_Task prompt:_
Go through the data and copy every line exactly, but not the images.

━━━━

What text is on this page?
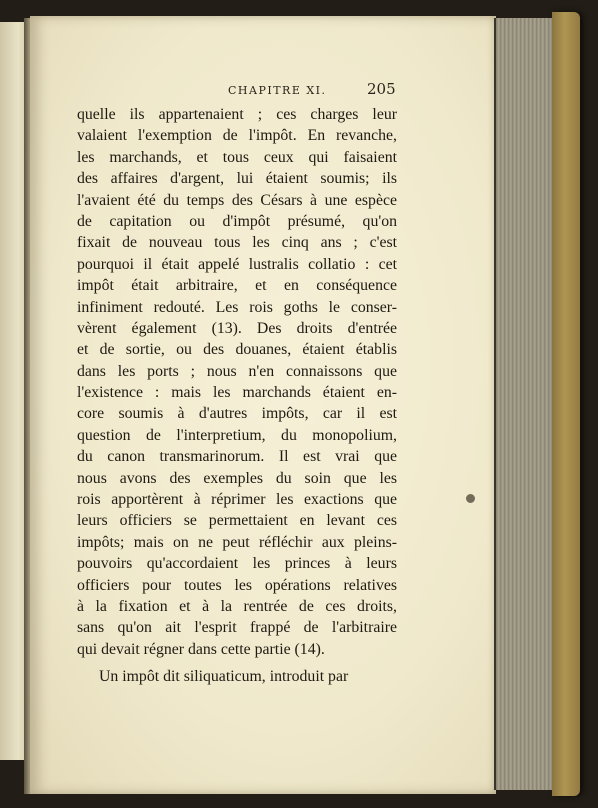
CHAPITRE XI.	205
quelle ils appartenaient ; ces charges leur
valaient l'exemption de l'impôt. En revanche,
les marchands, et tous ceux qui faisaient
des affaires d'argent, lui étaient soumis; ils
l'avaient été du temps des Césars à une espèce
de capitation ou d'impôt présumé, qu'on
fixait de nouveau tous les cinq ans ; c'est
pourquoi il était appelé lustralis collatio : cet
impôt était arbitraire, et en conséquence
infiniment redouté. Les rois goths le conser-
vèrent également (13). Des droits d'entrée
et de sortie, ou des douanes, étaient établis
dans les ports ; nous n'en connaissons que
l'existence : mais les marchands étaient en-
core soumis à d'autres impôts, car il est
question de l'interpretium, du monopolium,
du canon transmarinorum. Il est vrai que
nous avons des exemples du soin que les
rois apportèrent à réprimer les exactions que
leurs officiers se permettaient en levant ces
impôts; mais on ne peut réfléchir aux pleins-
pouvoirs qu'accordaient les princes à leurs
officiers pour toutes les opérations relatives
à la fixation et à la rentrée de ces droits,
sans qu'on ait l'esprit frappé de l'arbitraire
qui devait régner dans cette partie (14).
Un impôt dit siliquaticum, introduit par
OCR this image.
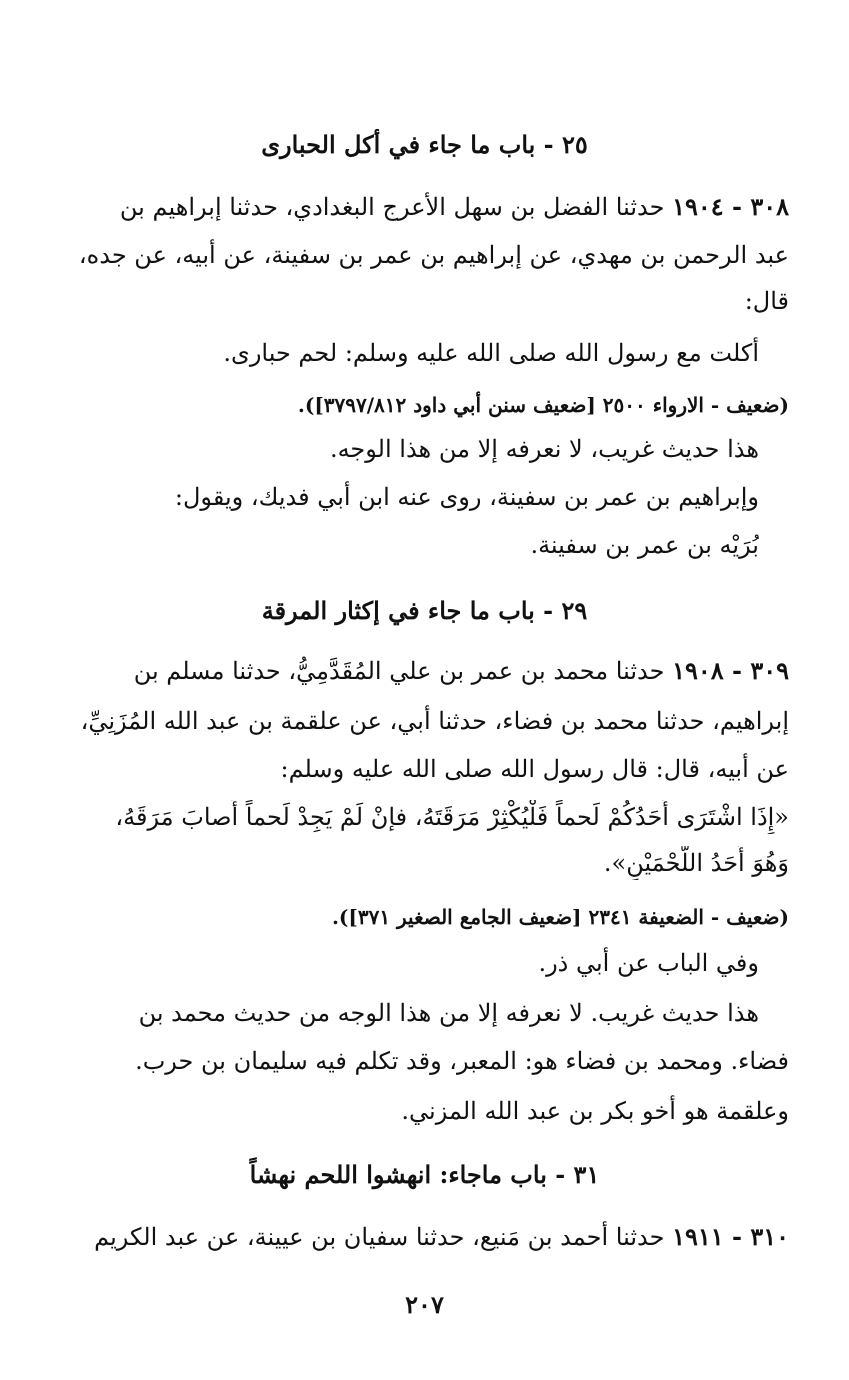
٢٥ - باب ما جاء في أكل الحبارى
٣٠٨ - ١٩٠٤ حدثنا الفضل بن سهل الأعرج البغدادي، حدثنا إبراهيم بن
عبد الرحمن بن مهدي، عن إبراهيم بن عمر بن سفينة، عن أبيه، عن جده،
قال:
أكلت مع رسول الله صلى الله عليه وسلم: لحم حبارى.
(ضعيف - الارواء ٢٥٠٠ [ضعيف سنن أبي داود ٣٧٩٧/٨١٢]).
هذا حديث غريب، لا نعرفه إلا من هذا الوجه.
وإبراهيم بن عمر بن سفينة، روى عنه ابن أبي فديك، ويقول:
بُرَيْه بن عمر بن سفينة.
٢٩ - باب ما جاء في إكثار المرقة
٣٠٩ - ١٩٠٨ حدثنا محمد بن عمر بن علي المُقَدَّمِيُّ، حدثنا مسلم بن
إبراهيم، حدثنا محمد بن فضاء، حدثنا أبي، عن علقمة بن عبد الله المُزَنِيِّ،
عن أبيه، قال: قال رسول الله صلى الله عليه وسلم:
«إِذَا اشْتَرَى أَحَدُكُمْ لَحماً فَلْيُكْثِرْ مَرَقَتَهُ، فإنْ لَمْ يَجِدْ لَحماً أَصابَ مَرَقَهُ،
وَهُوَ أَحَدُ اللَّحْمَيْنِ».
(ضعيف - الضعيفة ٢٣٤١ [ضعيف الجامع الصغير ٣٧١]).
وفي الباب عن أبي ذر.
هذا حديث غريب. لا نعرفه إلا من هذا الوجه من حديث محمد بن
فضاء. ومحمد بن فضاء هو: المعبر، وقد تكلم فيه سليمان بن حرب.
وعلقمة هو أخو بكر بن عبد الله المزني.
٣١ - باب ماجاء: انهشوا اللحم نهشاً
٣١٠ - ١٩١١ حدثنا أحمد بن مَنيع، حدثنا سفيان بن عيينة، عن عبد الكريم
٢٠٧
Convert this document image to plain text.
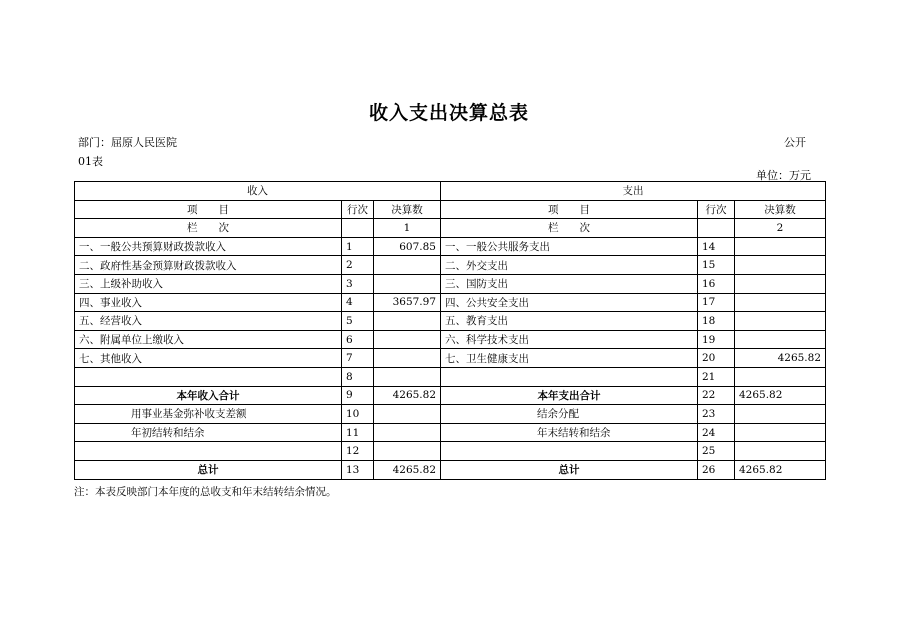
收入支出决算总表
部门：屈原人民医院	公开
01表
单位：万元
收入			支出		
项　　目	行次	决算数	项　　目	行次	决算数
栏　　次		1	栏　　次		2
一、一般公共预算财政拨款收入	1	607.85	一、一般公共服务支出	14	
二、政府性基金预算财政拨款收入	2		二、外交支出	15	
三、上级补助收入	3		三、国防支出	16	
四、事业收入	4	3657.97	四、公共安全支出	17	
五、经营收入	5		五、教育支出	18	
六、附属单位上缴收入	6		六、科学技术支出	19	
七、其他收入	7		七、卫生健康支出	20	4265.82
	8			21	
本年收入合计	9	4265.82	本年支出合计	22	4265.82
用事业基金弥补收支差额	10		结余分配	23	
年初结转和结余	11		年末结转和结余	24	
	12			25	
总计	13	4265.82	总计	26	4265.82
注：本表反映部门本年度的总收支和年末结转结余情况。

━━━━

_Problem solution:_
What text is on this page?
CHAPITRE XI.	205
quelle ils appartenaient ; ces charges leur
valaient l'exemption de l'impôt. En revanche,
les marchands, et tous ceux qui faisaient
des affaires d'argent, lui étaient soumis; ils
l'avaient été du temps des Césars à une espèce
de capitation ou d'impôt présumé, qu'on
fixait de nouveau tous les cinq ans ; c'est
pourquoi il était appelé lustralis collatio : cet
impôt était arbitraire, et en conséquence
infiniment redouté. Les rois goths le conser-
vèrent également (13). Des droits d'entrée
et de sortie, ou des douanes, étaient établis
dans les ports ; nous n'en connaissons que
l'existence : mais les marchands étaient en-
core soumis à d'autres impôts, car il est
question de l'interpretium, du monopolium,
du canon transmarinorum. Il est vrai que
nous avons des exemples du soin que les
rois apportèrent à réprimer les exactions que
leurs officiers se permettaient en levant ces
impôts; mais on ne peut réfléchir aux pleins-
pouvoirs qu'accordaient les princes à leurs
officiers pour toutes les opérations relatives
à la fixation et à la rentrée de ces droits,
sans qu'on ait l'esprit frappé de l'arbitraire
qui devait régner dans cette partie (14).
Un impôt dit siliquaticum, introduit par
OCR this image.
٢٥ - باب ما جاء في أكل الحبارى
٣٠٨ - ١٩٠٤ حدثنا الفضل بن سهل الأعرج البغدادي، حدثنا إبراهيم بن
عبد الرحمن بن مهدي، عن إبراهيم بن عمر بن سفينة، عن أبيه، عن جده،
قال:
أكلت مع رسول الله صلى الله عليه وسلم: لحم حبارى.
(ضعيف - الارواء ٢٥٠٠ [ضعيف سنن أبي داود ٣٧٩٧/٨١٢]).
هذا حديث غريب، لا نعرفه إلا من هذا الوجه.
وإبراهيم بن عمر بن سفينة، روى عنه ابن أبي فديك، ويقول:
بُرَيْه بن عمر بن سفينة.
٢٩ - باب ما جاء في إكثار المرقة
٣٠٩ - ١٩٠٨ حدثنا محمد بن عمر بن علي المُقَدَّمِيُّ، حدثنا مسلم بن
إبراهيم، حدثنا محمد بن فضاء، حدثنا أبي، عن علقمة بن عبد الله المُزَنِيِّ،
عن أبيه، قال: قال رسول الله صلى الله عليه وسلم:
«إِذَا اشْتَرَى أَحَدُكُمْ لَحماً فَلْيُكْثِرْ مَرَقَتَهُ، فإنْ لَمْ يَجِدْ لَحماً أَصابَ مَرَقَهُ،
وَهُوَ أَحَدُ اللَّحْمَيْنِ».
(ضعيف - الضعيفة ٢٣٤١ [ضعيف الجامع الصغير ٣٧١]).
وفي الباب عن أبي ذر.
هذا حديث غريب. لا نعرفه إلا من هذا الوجه من حديث محمد بن
فضاء. ومحمد بن فضاء هو: المعبر، وقد تكلم فيه سليمان بن حرب.
وعلقمة هو أخو بكر بن عبد الله المزني.
٣١ - باب ماجاء: انهشوا اللحم نهشاً
٣١٠ - ١٩١١ حدثنا أحمد بن مَنيع، حدثنا سفيان بن عيينة، عن عبد الكريم
٢٠٧
Convert this document image to plain text.
收入支出决算总表
部门：屈原人民医院	公开
01表
单位：万元
收入			支出		
项　　目	行次	决算数	项　　目	行次	决算数
栏　　次		1	栏　　次		2
一、一般公共预算财政拨款收入	1	607.85	一、一般公共服务支出	14	
二、政府性基金预算财政拨款收入	2		二、外交支出	15	
三、上级补助收入	3		三、国防支出	16	
四、事业收入	4	3657.97	四、公共安全支出	17	
五、经营收入	5		五、教育支出	18	
六、附属单位上缴收入	6		六、科学技术支出	19	
七、其他收入	7		七、卫生健康支出	20	4265.82
	8			21	
本年收入合计	9	4265.82	本年支出合计	22	4265.82
用事业基金弥补收支差额	10		结余分配	23	
年初结转和结余	11		年末结转和结余	24	
	12			25	
总计	13	4265.82	总计	26	4265.82
注：本表反映部门本年度的总收支和年末结转结余情况。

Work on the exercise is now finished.